- **Aim**
Reproduce every entry exactly.

++++++++

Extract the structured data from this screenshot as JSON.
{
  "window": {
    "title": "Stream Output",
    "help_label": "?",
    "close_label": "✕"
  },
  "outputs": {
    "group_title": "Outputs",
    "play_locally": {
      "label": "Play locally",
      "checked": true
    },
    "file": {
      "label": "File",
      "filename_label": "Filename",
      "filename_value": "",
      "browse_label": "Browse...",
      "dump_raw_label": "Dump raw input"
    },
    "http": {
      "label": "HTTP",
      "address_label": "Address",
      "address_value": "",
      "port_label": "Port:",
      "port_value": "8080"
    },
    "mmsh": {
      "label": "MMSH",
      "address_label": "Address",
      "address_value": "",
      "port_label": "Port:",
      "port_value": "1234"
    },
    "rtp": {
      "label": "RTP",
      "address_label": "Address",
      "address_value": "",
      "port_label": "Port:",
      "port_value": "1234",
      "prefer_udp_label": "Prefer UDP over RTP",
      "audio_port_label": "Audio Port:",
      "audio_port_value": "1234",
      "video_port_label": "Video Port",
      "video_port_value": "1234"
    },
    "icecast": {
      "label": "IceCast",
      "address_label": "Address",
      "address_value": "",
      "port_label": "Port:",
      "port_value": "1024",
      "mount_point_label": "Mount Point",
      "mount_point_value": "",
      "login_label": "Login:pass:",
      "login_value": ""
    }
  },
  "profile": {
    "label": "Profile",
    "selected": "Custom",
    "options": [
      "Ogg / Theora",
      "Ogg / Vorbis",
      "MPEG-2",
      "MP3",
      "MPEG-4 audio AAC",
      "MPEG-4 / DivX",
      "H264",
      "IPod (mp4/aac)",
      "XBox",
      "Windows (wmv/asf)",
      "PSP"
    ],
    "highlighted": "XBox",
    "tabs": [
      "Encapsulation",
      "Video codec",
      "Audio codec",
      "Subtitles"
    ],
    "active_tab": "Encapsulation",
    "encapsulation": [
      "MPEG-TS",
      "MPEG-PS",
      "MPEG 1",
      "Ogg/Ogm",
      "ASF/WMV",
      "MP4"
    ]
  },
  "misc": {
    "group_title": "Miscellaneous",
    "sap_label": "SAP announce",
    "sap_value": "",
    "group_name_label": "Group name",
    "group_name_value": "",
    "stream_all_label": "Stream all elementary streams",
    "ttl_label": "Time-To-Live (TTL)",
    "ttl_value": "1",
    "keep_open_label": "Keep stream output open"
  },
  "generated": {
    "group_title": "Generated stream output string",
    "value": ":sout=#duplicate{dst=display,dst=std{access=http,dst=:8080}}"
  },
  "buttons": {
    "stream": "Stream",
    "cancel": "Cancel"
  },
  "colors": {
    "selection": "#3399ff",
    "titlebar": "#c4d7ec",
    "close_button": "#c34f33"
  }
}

++++++++

- **Correct output**
Extract the structured data from this screenshot as JSON.
{
  "window": {
    "title": "Stream Output",
    "help_label": "?",
    "close_label": "✕"
  },
  "outputs": {
    "group_title": "Outputs",
    "play_locally": {
      "label": "Play locally",
      "checked": true
    },
    "file": {
      "label": "File",
      "filename_label": "Filename",
      "filename_value": "",
      "browse_label": "Browse...",
      "dump_raw_label": "Dump raw input"
    },
    "http": {
      "label": "HTTP",
      "address_label": "Address",
      "address_value": "",
      "port_label": "Port:",
      "port_value": "8080"
    },
    "mmsh": {
      "label": "MMSH",
      "address_label": "Address",
      "address_value": "",
      "port_label": "Port:",
      "port_value": "1234"
    },
    "rtp": {
      "label": "RTP",
      "address_label": "Address",
      "address_value": "",
      "port_label": "Port:",
      "port_value": "1234",
      "prefer_udp_label": "Prefer UDP over RTP",
      "audio_port_label": "Audio Port:",
      "audio_port_value": "1234",
      "video_port_label": "Video Port",
      "video_port_value": "1234"
    },
    "icecast": {
      "label": "IceCast",
      "address_label": "Address",
      "address_value": "",
      "port_label": "Port:",
      "port_value": "1024",
      "mount_point_label": "Mount Point",
      "mount_point_value": "",
      "login_label": "Login:pass:",
      "login_value": ""
    }
  },
  "profile": {
    "label": "Profile",
    "selected": "Custom",
    "options": [
      "Ogg / Theora",
      "Ogg / Vorbis",
      "MPEG-2",
      "MP3",
      "MPEG-4 audio AAC",
      "MPEG-4 / DivX",
      "H264",
      "IPod (mp4/aac)",
      "XBox",
      "Windows (wmv/asf)",
      "PSP"
    ],
    "highlighted": "XBox",
    "tabs": [
      "Encapsulation",
      "Video codec",
      "Audio codec",
      "Subtitles"
    ],
    "active_tab": "Encapsulation",
    "encapsulation": [
      "MPEG-TS",
      "MPEG-PS",
      "MPEG 1",
      "Ogg/Ogm",
      "ASF/WMV",
      "MP4"
    ]
  },
  "misc": {
    "group_title": "Miscellaneous",
    "sap_label": "SAP announce",
    "sap_value": "",
    "group_name_label": "Group name",
    "group_name_value": "",
    "stream_all_label": "Stream all elementary streams",
    "ttl_label": "Time-To-Live (TTL)",
    "ttl_value": "1",
    "keep_open_label": "Keep stream output open"
  },
  "generated": {
    "group_title": "Generated stream output string",
    "value": ":sout=#duplicate{dst=display,dst=std{access=http,dst=:8080}}"
  },
  "buttons": {
    "stream": "Stream",
    "cancel": "Cancel"
  },
  "colors": {
    "selection": "#3399ff",
    "titlebar": "#c4d7ec",
    "close_button": "#c34f33"
  }
}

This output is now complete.